Data excerpts:

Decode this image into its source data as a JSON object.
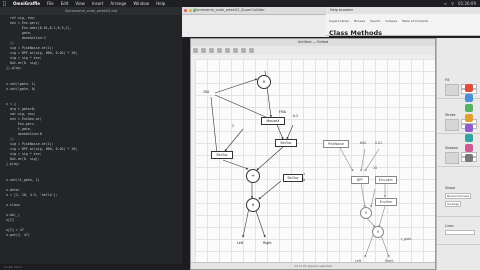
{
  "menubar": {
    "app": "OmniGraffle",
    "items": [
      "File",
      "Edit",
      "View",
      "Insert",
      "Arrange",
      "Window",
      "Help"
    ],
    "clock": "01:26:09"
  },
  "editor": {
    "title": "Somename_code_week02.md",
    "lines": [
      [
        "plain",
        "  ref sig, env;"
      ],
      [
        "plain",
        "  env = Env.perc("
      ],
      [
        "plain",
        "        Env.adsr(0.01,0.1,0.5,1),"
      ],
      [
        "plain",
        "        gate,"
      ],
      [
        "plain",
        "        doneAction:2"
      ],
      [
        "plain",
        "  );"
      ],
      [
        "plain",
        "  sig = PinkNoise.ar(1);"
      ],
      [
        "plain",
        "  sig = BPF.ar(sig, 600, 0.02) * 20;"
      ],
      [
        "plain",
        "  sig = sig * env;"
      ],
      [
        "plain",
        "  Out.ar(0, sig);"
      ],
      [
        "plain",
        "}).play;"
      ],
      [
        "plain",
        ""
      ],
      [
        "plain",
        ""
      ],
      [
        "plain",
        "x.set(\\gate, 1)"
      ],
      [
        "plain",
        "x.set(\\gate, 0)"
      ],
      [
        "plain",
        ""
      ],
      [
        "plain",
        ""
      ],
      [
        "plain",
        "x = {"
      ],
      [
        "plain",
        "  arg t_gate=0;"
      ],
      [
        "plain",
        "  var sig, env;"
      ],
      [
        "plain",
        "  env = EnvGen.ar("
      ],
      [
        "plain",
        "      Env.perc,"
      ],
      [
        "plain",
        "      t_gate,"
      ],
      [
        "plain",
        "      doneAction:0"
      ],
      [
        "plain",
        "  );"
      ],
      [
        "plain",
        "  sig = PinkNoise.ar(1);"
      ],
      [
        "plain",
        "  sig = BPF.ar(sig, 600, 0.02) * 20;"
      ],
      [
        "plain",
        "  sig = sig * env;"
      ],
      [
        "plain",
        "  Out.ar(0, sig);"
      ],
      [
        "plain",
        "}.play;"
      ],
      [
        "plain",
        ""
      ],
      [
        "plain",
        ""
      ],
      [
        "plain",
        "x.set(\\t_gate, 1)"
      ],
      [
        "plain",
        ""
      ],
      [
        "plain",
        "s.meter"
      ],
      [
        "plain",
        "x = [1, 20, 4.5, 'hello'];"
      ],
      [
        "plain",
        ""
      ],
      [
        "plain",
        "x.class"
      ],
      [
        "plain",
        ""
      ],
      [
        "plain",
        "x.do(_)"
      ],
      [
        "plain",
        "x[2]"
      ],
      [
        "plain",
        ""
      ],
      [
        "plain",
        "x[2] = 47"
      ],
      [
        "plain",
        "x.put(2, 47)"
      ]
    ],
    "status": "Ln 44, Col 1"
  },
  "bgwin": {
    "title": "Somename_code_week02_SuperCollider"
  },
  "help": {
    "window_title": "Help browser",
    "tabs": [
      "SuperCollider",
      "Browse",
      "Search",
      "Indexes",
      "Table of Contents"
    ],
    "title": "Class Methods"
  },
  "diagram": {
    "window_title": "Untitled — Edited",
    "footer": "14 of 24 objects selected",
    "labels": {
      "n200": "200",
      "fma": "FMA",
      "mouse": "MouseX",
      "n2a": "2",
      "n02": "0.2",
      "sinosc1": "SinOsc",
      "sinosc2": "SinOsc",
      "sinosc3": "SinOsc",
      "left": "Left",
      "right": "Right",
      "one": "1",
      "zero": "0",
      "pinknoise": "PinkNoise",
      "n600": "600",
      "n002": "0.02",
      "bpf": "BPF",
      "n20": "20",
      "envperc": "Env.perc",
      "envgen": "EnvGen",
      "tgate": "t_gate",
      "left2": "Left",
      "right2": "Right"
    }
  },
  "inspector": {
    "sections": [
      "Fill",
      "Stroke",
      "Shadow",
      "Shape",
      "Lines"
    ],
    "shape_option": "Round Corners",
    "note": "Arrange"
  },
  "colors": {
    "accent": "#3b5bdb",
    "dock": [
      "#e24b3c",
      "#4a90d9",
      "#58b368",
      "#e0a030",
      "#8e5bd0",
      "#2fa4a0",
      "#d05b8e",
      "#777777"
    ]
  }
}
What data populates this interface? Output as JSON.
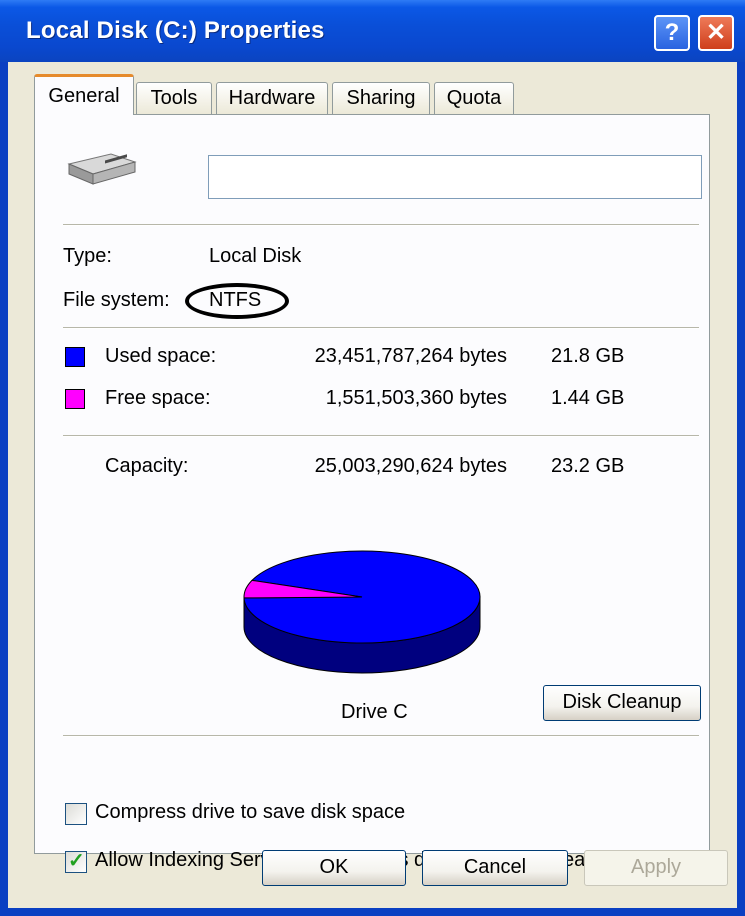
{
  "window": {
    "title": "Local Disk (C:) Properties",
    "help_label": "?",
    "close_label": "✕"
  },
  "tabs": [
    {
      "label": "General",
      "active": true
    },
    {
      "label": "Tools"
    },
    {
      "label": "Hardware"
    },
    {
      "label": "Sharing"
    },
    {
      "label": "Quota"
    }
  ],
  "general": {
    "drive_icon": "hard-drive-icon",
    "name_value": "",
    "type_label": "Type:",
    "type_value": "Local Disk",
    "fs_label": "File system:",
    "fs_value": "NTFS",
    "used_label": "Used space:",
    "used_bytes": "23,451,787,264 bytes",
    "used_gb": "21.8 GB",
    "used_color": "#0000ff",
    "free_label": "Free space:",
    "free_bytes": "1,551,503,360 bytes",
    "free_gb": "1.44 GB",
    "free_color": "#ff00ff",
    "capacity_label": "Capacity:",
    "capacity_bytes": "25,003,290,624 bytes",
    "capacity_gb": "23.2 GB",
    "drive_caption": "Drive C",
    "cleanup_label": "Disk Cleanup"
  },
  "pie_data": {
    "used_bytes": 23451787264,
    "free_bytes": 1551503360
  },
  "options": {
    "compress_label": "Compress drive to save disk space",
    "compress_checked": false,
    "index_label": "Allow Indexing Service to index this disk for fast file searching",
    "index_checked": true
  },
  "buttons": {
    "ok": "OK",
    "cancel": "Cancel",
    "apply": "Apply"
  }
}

* * *

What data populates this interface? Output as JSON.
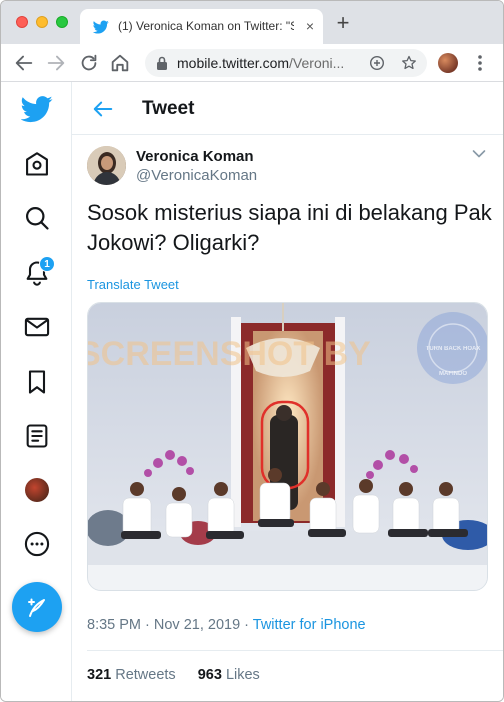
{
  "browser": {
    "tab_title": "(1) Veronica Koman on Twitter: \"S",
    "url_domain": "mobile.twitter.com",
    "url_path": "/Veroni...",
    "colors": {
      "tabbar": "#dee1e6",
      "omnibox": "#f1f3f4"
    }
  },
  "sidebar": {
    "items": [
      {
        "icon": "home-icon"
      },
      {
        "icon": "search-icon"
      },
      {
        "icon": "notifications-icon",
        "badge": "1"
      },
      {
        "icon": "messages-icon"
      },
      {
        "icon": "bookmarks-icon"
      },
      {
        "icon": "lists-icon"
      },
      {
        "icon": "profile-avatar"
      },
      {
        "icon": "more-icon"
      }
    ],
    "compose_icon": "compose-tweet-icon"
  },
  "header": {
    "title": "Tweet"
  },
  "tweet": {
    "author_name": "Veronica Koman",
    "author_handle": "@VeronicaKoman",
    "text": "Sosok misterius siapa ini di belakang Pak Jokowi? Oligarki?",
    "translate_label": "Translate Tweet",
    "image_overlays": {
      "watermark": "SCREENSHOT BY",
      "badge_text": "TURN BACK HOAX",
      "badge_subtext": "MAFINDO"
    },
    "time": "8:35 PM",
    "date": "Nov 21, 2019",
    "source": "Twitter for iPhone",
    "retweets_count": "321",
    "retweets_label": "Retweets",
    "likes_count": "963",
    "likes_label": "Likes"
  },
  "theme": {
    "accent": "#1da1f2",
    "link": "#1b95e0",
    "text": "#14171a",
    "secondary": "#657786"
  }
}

...

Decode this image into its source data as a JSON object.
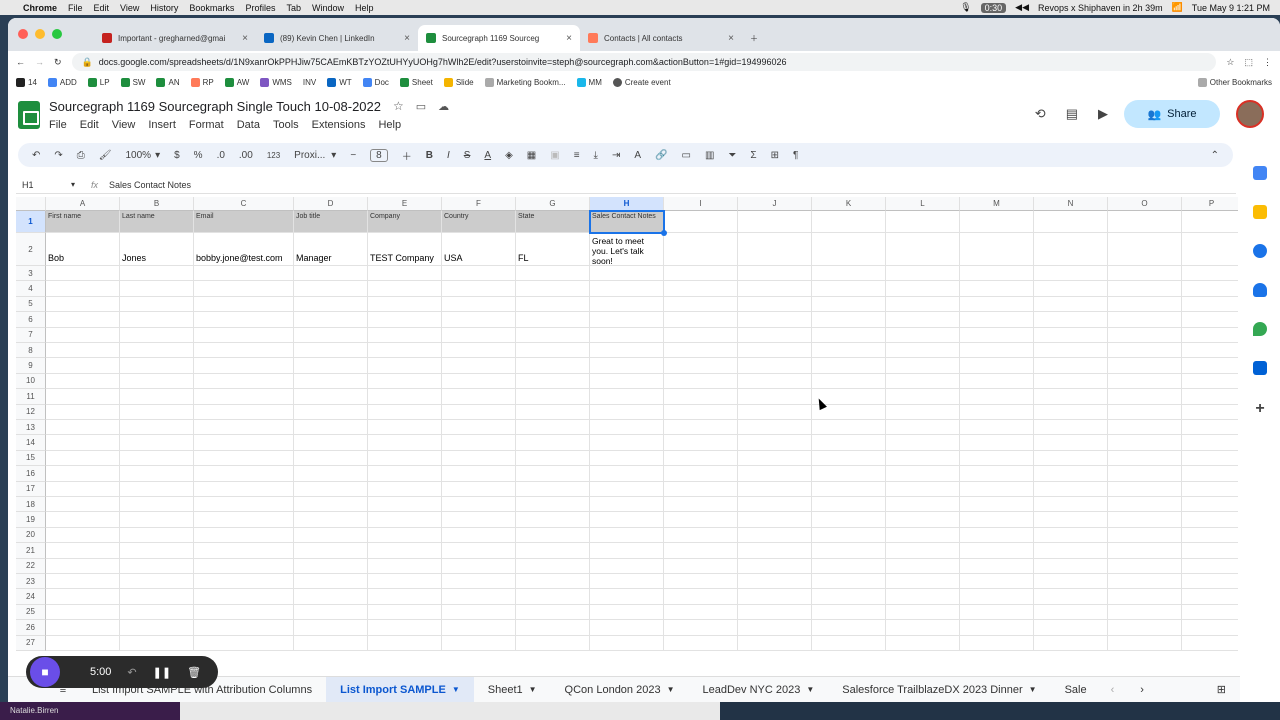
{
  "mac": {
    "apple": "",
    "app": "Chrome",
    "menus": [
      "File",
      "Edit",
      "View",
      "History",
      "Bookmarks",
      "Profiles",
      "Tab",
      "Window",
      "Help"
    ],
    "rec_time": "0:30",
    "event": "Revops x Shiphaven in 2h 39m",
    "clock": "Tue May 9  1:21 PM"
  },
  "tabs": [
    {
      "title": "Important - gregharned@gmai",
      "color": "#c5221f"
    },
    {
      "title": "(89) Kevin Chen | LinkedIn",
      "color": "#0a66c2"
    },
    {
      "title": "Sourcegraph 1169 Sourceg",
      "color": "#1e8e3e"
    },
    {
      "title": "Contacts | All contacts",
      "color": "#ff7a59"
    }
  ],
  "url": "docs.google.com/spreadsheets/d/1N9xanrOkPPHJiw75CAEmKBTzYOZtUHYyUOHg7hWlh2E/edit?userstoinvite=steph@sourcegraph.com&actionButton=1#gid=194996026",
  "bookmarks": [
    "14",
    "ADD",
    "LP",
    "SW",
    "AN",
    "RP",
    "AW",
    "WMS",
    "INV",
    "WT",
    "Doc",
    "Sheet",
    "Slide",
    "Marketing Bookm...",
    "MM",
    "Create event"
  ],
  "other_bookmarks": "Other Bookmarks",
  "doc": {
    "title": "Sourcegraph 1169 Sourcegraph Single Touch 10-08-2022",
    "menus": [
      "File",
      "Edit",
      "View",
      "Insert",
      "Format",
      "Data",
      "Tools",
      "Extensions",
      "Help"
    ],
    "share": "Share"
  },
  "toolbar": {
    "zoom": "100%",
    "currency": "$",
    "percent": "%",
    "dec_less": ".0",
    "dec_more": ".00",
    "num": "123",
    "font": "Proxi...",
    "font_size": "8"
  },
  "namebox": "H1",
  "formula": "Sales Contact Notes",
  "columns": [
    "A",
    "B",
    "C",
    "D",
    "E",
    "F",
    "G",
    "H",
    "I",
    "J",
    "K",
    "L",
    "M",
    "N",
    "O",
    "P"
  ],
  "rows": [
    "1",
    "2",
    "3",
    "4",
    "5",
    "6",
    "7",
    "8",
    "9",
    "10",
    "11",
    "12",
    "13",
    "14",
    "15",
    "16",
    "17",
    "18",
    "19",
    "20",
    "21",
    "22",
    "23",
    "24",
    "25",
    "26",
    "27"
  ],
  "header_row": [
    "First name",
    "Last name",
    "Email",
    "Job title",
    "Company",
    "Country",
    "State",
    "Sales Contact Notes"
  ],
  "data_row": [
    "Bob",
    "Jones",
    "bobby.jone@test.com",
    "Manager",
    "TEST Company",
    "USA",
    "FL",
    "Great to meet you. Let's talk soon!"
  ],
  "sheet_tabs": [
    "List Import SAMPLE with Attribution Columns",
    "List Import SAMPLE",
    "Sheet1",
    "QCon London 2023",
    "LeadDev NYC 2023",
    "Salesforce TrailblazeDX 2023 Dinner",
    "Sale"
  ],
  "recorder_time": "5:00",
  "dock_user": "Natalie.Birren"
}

Given exercise:
List every line above that holds the word "SinOsc".

Task output:
      "sinosc1": "SinOsc",
      "sinosc2": "SinOsc",
      "sinosc3": "SinOsc",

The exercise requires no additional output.